▶ [RECORDS FOR PROCESSING]
- - - -

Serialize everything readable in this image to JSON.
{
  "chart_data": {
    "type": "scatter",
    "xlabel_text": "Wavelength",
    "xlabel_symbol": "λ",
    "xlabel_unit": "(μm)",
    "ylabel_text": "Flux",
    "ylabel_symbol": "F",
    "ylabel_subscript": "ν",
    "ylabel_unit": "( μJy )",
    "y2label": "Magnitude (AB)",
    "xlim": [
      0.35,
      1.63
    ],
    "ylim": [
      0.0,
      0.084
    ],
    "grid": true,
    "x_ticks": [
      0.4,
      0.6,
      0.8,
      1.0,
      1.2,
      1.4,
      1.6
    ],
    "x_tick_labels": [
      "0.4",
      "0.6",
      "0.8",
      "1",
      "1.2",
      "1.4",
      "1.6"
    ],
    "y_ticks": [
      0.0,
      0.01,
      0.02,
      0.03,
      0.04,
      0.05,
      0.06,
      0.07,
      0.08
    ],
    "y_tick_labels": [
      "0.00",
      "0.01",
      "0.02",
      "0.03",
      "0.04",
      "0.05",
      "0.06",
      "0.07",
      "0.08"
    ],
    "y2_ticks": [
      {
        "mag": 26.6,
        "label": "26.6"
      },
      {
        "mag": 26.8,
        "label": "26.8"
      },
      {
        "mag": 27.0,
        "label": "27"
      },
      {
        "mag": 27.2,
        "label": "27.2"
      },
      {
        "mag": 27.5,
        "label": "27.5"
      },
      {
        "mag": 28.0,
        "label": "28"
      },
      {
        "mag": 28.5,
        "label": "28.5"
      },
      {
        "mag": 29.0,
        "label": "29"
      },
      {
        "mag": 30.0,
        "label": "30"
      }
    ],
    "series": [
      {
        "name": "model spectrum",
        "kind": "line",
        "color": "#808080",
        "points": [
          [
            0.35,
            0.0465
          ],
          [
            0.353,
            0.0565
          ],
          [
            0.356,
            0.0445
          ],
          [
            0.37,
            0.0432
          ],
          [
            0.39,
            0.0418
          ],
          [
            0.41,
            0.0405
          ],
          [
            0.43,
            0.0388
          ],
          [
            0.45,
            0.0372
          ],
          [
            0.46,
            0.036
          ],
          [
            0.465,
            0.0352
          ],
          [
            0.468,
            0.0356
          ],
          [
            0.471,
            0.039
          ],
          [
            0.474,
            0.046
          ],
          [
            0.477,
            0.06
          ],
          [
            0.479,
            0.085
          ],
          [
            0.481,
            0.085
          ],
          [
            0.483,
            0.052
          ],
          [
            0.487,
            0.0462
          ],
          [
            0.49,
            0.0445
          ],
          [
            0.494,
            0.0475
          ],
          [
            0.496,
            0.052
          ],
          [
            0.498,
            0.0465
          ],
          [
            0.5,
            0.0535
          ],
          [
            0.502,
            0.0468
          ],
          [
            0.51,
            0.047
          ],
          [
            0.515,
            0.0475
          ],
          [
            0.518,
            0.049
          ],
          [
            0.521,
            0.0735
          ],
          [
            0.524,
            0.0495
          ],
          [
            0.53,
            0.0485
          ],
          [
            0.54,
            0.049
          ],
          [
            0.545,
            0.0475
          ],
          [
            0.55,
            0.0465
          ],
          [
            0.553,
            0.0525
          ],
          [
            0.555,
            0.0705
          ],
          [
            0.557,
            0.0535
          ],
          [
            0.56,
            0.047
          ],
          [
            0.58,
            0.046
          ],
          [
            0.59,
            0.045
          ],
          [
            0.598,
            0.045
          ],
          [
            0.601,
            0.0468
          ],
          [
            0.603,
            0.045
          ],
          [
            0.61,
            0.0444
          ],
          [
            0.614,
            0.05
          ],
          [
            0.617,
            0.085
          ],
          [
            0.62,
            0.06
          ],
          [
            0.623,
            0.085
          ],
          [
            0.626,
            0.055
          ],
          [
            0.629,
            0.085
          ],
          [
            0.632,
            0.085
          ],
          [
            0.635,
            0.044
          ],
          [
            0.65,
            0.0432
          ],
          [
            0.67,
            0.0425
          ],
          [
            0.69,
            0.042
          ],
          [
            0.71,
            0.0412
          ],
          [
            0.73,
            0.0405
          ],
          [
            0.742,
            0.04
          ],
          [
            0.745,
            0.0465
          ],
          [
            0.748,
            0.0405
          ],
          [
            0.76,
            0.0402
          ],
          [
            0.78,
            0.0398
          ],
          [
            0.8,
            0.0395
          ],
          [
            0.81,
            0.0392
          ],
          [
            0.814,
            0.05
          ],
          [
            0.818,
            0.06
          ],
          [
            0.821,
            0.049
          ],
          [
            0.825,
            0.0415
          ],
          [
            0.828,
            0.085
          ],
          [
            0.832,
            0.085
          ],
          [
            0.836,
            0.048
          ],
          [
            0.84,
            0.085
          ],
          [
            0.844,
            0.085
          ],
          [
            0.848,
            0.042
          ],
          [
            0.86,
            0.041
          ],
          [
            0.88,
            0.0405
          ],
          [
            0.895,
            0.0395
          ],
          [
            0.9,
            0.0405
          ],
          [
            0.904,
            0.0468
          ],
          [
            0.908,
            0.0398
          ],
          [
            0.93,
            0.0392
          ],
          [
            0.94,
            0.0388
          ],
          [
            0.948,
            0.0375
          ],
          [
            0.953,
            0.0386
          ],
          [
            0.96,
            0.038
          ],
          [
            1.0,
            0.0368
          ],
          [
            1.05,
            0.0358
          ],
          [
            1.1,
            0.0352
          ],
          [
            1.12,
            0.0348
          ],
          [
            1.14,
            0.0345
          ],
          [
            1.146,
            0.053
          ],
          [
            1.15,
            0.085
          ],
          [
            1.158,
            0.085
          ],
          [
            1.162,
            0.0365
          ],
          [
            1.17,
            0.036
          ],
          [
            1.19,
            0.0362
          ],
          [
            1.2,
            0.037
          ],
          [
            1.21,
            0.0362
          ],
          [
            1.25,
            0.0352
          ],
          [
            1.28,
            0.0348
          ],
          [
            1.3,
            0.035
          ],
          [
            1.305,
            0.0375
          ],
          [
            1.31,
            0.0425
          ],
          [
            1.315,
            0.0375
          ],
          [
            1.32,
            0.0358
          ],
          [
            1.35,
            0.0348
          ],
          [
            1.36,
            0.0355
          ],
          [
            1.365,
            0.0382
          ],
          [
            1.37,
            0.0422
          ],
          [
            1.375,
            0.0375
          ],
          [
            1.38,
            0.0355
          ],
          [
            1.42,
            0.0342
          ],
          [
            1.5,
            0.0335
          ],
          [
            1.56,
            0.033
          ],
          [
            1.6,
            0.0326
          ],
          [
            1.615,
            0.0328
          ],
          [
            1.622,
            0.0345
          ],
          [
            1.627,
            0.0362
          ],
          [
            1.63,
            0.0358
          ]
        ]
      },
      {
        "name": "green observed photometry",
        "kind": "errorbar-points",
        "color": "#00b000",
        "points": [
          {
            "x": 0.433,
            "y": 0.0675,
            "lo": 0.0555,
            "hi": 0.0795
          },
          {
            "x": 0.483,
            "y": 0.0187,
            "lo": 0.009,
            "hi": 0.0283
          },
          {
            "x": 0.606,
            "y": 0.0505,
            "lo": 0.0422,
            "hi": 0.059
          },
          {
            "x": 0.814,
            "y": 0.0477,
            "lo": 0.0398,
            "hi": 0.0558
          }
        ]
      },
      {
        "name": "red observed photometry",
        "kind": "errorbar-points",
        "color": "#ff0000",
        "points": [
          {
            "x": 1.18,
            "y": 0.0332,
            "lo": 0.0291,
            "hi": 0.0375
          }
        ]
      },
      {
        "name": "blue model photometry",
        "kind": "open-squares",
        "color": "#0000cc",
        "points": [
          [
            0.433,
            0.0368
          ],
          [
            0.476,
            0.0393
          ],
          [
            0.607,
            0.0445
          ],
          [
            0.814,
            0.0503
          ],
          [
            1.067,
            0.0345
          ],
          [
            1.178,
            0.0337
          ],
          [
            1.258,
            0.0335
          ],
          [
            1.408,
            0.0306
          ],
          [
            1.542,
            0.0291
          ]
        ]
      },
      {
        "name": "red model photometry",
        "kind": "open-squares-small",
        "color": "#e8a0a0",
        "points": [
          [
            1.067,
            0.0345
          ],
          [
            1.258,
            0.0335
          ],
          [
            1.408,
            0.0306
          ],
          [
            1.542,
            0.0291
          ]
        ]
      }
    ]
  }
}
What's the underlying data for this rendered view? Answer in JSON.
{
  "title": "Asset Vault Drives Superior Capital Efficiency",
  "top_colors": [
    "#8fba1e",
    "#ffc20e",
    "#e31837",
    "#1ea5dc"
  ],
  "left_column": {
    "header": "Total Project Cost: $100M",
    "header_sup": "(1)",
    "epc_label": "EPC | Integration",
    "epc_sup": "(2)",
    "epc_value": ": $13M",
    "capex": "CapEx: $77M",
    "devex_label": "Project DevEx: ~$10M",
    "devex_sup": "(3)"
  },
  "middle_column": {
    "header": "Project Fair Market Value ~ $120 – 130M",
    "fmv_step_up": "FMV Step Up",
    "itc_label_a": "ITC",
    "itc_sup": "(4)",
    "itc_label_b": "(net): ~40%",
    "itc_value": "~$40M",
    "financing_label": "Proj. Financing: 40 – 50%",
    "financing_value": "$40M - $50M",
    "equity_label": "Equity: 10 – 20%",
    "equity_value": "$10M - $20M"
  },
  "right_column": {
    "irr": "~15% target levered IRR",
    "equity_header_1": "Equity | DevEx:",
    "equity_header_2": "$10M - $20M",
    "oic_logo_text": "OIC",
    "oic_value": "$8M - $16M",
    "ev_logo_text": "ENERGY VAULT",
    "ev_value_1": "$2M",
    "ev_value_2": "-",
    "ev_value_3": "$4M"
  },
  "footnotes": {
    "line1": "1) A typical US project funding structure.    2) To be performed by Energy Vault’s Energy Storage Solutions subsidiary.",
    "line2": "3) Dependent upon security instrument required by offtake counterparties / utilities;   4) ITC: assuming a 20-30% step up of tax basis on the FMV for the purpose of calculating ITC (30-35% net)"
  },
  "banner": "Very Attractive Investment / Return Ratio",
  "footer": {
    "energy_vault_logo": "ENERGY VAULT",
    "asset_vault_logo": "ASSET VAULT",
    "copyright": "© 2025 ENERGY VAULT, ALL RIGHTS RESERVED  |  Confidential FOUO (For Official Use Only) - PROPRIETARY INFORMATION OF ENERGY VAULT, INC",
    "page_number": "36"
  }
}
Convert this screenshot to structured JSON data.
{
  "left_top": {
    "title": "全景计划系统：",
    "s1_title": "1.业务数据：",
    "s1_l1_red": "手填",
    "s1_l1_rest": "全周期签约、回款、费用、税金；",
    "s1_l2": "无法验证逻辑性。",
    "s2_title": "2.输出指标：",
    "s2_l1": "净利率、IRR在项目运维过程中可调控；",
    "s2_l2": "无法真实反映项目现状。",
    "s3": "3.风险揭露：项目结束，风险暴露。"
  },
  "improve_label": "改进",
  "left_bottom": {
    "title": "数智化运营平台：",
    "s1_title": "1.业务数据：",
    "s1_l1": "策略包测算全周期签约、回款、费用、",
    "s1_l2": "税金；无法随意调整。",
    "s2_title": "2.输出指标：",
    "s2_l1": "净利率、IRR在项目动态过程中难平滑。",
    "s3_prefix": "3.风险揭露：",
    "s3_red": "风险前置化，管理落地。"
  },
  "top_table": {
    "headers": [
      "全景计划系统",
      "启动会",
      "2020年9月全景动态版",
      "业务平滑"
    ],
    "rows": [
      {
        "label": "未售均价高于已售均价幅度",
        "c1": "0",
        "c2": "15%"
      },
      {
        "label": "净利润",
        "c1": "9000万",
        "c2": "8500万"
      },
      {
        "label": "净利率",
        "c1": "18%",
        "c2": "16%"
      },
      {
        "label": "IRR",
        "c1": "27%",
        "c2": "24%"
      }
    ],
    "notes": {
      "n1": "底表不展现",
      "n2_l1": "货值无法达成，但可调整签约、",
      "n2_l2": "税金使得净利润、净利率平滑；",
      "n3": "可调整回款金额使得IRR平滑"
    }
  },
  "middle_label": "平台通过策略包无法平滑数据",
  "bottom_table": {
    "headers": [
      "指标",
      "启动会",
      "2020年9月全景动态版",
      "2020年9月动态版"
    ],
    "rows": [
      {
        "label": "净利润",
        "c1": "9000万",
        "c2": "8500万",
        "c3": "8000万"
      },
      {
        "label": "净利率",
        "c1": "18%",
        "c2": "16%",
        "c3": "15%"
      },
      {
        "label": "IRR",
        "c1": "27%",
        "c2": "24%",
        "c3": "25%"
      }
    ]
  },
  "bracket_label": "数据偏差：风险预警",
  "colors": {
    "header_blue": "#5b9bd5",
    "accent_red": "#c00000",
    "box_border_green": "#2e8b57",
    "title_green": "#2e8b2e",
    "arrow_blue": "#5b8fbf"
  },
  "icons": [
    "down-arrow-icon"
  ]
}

- - - -

From the line containing "Convert this screenshot" through the final line of the listing above, retype every line exactly; leave out everything else.

Convert this screenshot to structured JSON data.
{
  "left_top": {
    "title": "全景计划系统：",
    "s1_title": "1.业务数据：",
    "s1_l1_red": "手填",
    "s1_l1_rest": "全周期签约、回款、费用、税金；",
    "s1_l2": "无法验证逻辑性。",
    "s2_title": "2.输出指标：",
    "s2_l1": "净利率、IRR在项目运维过程中可调控；",
    "s2_l2": "无法真实反映项目现状。",
    "s3": "3.风险揭露：项目结束，风险暴露。"
  },
  "improve_label": "改进",
  "left_bottom": {
    "title": "数智化运营平台：",
    "s1_title": "1.业务数据：",
    "s1_l1": "策略包测算全周期签约、回款、费用、",
    "s1_l2": "税金；无法随意调整。",
    "s2_title": "2.输出指标：",
    "s2_l1": "净利率、IRR在项目动态过程中难平滑。",
    "s3_prefix": "3.风险揭露：",
    "s3_red": "风险前置化，管理落地。"
  },
  "top_table": {
    "headers": [
      "全景计划系统",
      "启动会",
      "2020年9月全景动态版",
      "业务平滑"
    ],
    "rows": [
      {
        "label": "未售均价高于已售均价幅度",
        "c1": "0",
        "c2": "15%"
      },
      {
        "label": "净利润",
        "c1": "9000万",
        "c2": "8500万"
      },
      {
        "label": "净利率",
        "c1": "18%",
        "c2": "16%"
      },
      {
        "label": "IRR",
        "c1": "27%",
        "c2": "24%"
      }
    ],
    "notes": {
      "n1": "底表不展现",
      "n2_l1": "货值无法达成，但可调整签约、",
      "n2_l2": "税金使得净利润、净利率平滑；",
      "n3": "可调整回款金额使得IRR平滑"
    }
  },
  "middle_label": "平台通过策略包无法平滑数据",
  "bottom_table": {
    "headers": [
      "指标",
      "启动会",
      "2020年9月全景动态版",
      "2020年9月动态版"
    ],
    "rows": [
      {
        "label": "净利润",
        "c1": "9000万",
        "c2": "8500万",
        "c3": "8000万"
      },
      {
        "label": "净利率",
        "c1": "18%",
        "c2": "16%",
        "c3": "15%"
      },
      {
        "label": "IRR",
        "c1": "27%",
        "c2": "24%",
        "c3": "25%"
      }
    ]
  },
  "bracket_label": "数据偏差：风险预警",
  "colors": {
    "header_blue": "#5b9bd5",
    "accent_red": "#c00000",
    "box_border_green": "#2e8b57",
    "title_green": "#2e8b2e",
    "arrow_blue": "#5b8fbf"
  },
  "icons": [
    "down-arrow-icon"
  ]
}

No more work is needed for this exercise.